**Stated task:** Go through the records and give each one again exactly.

**** Data supplied ****

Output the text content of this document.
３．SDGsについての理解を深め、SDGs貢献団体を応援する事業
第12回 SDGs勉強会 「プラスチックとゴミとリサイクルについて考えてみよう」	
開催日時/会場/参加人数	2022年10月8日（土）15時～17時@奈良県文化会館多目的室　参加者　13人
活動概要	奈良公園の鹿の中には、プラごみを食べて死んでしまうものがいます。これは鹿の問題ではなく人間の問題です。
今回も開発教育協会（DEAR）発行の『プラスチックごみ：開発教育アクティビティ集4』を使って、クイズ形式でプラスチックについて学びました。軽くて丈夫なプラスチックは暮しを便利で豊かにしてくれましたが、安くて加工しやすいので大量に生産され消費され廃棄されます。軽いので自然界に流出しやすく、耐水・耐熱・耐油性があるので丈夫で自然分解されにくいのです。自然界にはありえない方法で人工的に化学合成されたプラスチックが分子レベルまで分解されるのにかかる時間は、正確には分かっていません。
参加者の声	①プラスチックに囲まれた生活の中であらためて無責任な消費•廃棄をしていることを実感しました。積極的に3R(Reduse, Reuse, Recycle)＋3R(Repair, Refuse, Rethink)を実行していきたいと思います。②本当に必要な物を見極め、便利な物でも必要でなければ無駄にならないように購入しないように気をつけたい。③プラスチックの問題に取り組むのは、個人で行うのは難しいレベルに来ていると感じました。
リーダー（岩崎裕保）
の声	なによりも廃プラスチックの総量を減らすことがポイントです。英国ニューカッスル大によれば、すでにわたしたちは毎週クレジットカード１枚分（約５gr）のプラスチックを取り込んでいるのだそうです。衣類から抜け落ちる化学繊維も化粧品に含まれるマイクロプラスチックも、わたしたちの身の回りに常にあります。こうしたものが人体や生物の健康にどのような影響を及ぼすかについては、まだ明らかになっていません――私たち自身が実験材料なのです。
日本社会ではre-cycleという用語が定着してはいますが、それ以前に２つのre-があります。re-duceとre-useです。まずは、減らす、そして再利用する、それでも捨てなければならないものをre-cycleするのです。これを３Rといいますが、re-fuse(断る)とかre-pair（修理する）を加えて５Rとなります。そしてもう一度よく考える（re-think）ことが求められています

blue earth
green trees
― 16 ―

****

**Result for this task:**
Output the text content of this document.
３．SDGsについての理解を深め、SDGs貢献団体を応援する事業
第12回 SDGs勉強会 「プラスチックとゴミとリサイクルについて考えてみよう」	
開催日時/会場/参加人数	2022年10月8日（土）15時～17時@奈良県文化会館多目的室　参加者　13人
活動概要	奈良公園の鹿の中には、プラごみを食べて死んでしまうものがいます。これは鹿の問題ではなく人間の問題です。
今回も開発教育協会（DEAR）発行の『プラスチックごみ：開発教育アクティビティ集4』を使って、クイズ形式でプラスチックについて学びました。軽くて丈夫なプラスチックは暮しを便利で豊かにしてくれましたが、安くて加工しやすいので大量に生産され消費され廃棄されます。軽いので自然界に流出しやすく、耐水・耐熱・耐油性があるので丈夫で自然分解されにくいのです。自然界にはありえない方法で人工的に化学合成されたプラスチックが分子レベルまで分解されるのにかかる時間は、正確には分かっていません。
参加者の声	①プラスチックに囲まれた生活の中であらためて無責任な消費•廃棄をしていることを実感しました。積極的に3R(Reduse, Reuse, Recycle)＋3R(Repair, Refuse, Rethink)を実行していきたいと思います。②本当に必要な物を見極め、便利な物でも必要でなければ無駄にならないように購入しないように気をつけたい。③プラスチックの問題に取り組むのは、個人で行うのは難しいレベルに来ていると感じました。
リーダー（岩崎裕保）
の声	なによりも廃プラスチックの総量を減らすことがポイントです。英国ニューカッスル大によれば、すでにわたしたちは毎週クレジットカード１枚分（約５gr）のプラスチックを取り込んでいるのだそうです。衣類から抜け落ちる化学繊維も化粧品に含まれるマイクロプラスチックも、わたしたちの身の回りに常にあります。こうしたものが人体や生物の健康にどのような影響を及ぼすかについては、まだ明らかになっていません――私たち自身が実験材料なのです。
日本社会ではre-cycleという用語が定着してはいますが、それ以前に２つのre-があります。re-duceとre-useです。まずは、減らす、そして再利用する、それでも捨てなければならないものをre-cycleするのです。これを３Rといいますが、re-fuse(断る)とかre-pair（修理する）を加えて５Rとなります。そしてもう一度よく考える（re-think）ことが求められています

blue earth
green trees
― 16 ―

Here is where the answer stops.